**WRITTEN REQUEST**:
For each line below that includes the word "Homophily", make a copy.

Entries from a visual dataset
>>>

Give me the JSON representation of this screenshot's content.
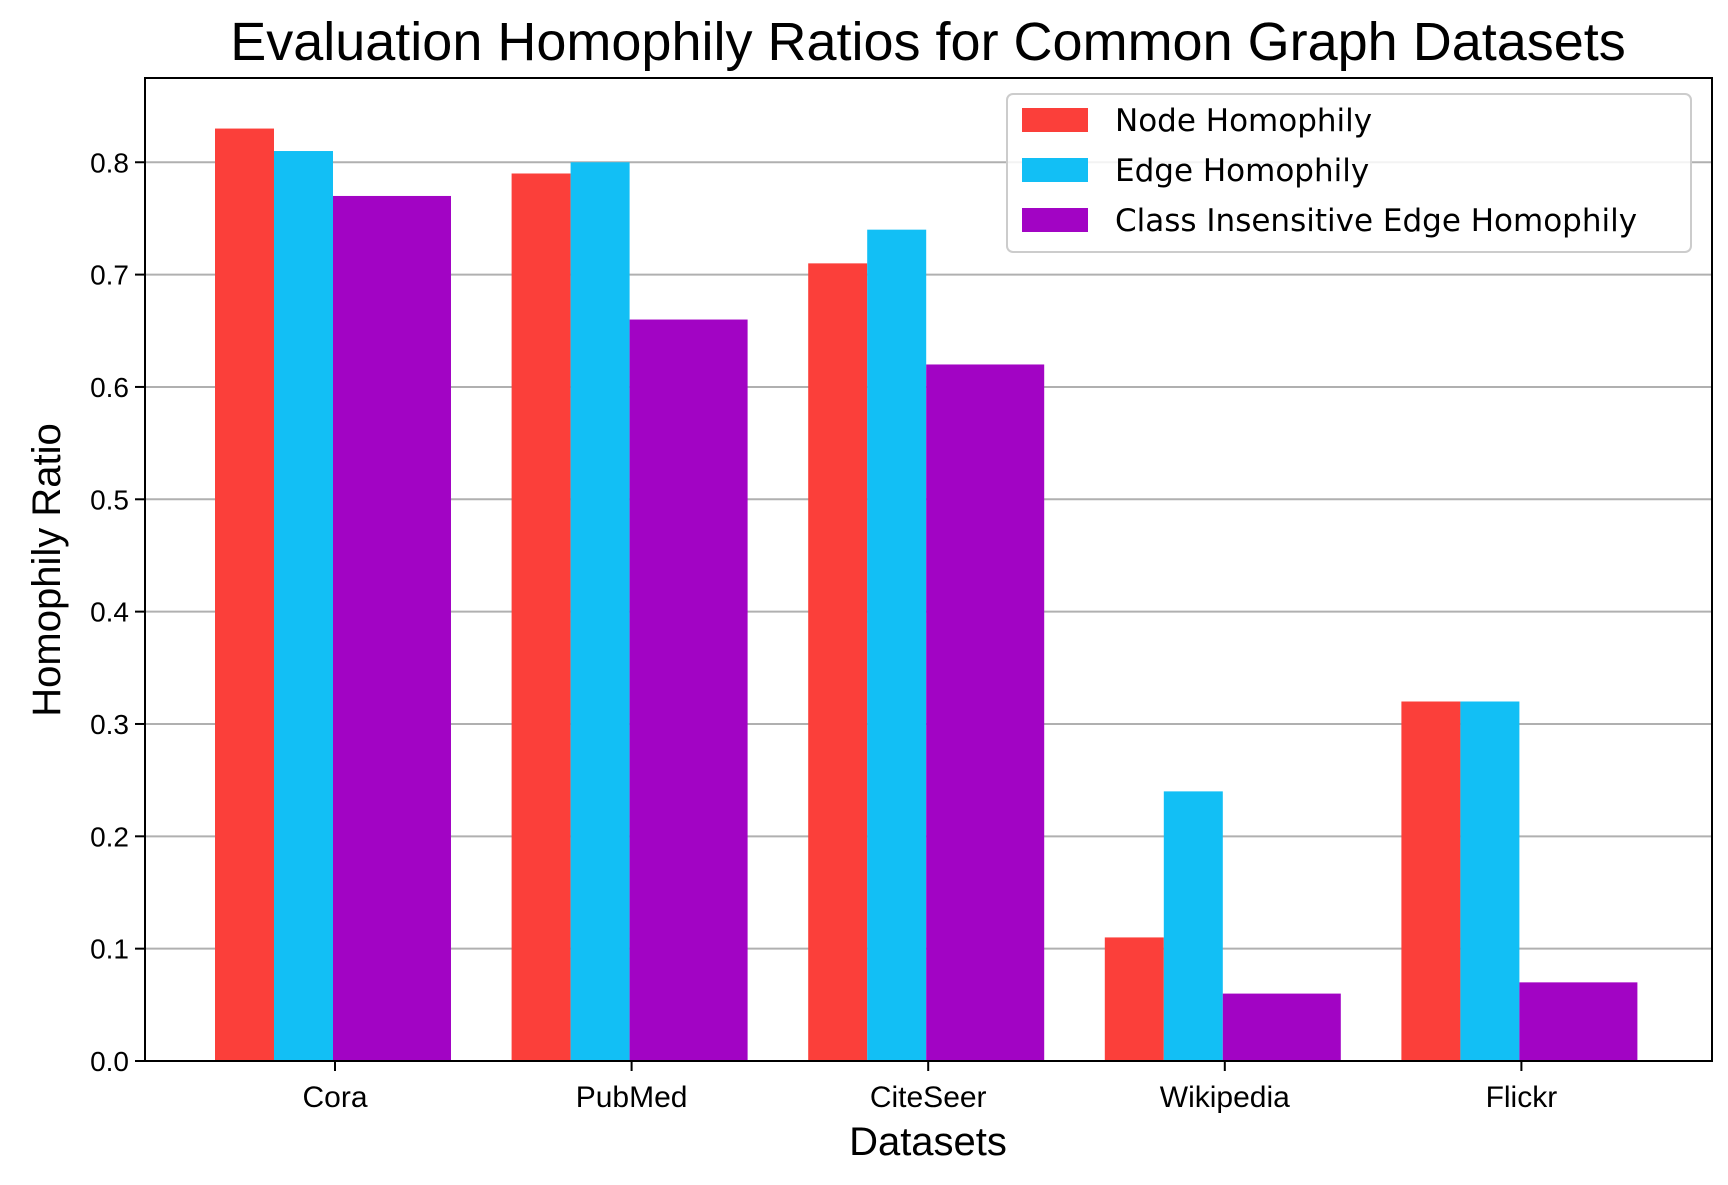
{
  "chart_data": {
    "type": "bar",
    "title": "Evaluation Homophily Ratios for Common Graph Datasets",
    "xlabel": "Datasets",
    "ylabel": "Homophily Ratio",
    "categories": [
      "Cora",
      "PubMed",
      "CiteSeer",
      "Wikipedia",
      "Flickr"
    ],
    "series": [
      {
        "name": "Node Homophily",
        "color": "#fb3f3a",
        "values": [
          0.83,
          0.79,
          0.71,
          0.11,
          0.32
        ]
      },
      {
        "name": "Edge Homophily",
        "color": "#12bff5",
        "values": [
          0.81,
          0.8,
          0.74,
          0.24,
          0.32
        ]
      },
      {
        "name": "Class Insensitive Edge Homophily",
        "color": "#a204c4",
        "values": [
          0.77,
          0.66,
          0.62,
          0.06,
          0.07
        ]
      }
    ],
    "ylim": [
      0,
      0.875
    ],
    "yticks": [
      "0.0",
      "0.1",
      "0.2",
      "0.3",
      "0.4",
      "0.5",
      "0.6",
      "0.7",
      "0.8"
    ],
    "grid": "horizontal",
    "legend_position": "top-right"
  }
}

<<<

**FINAL ANSWER**:
    "title": "Evaluation Homophily Ratios for Common Graph Datasets",
    "ylabel": "Homophily Ratio",
        "name": "Node Homophily",
        "name": "Edge Homophily",
        "name": "Class Insensitive Edge Homophily",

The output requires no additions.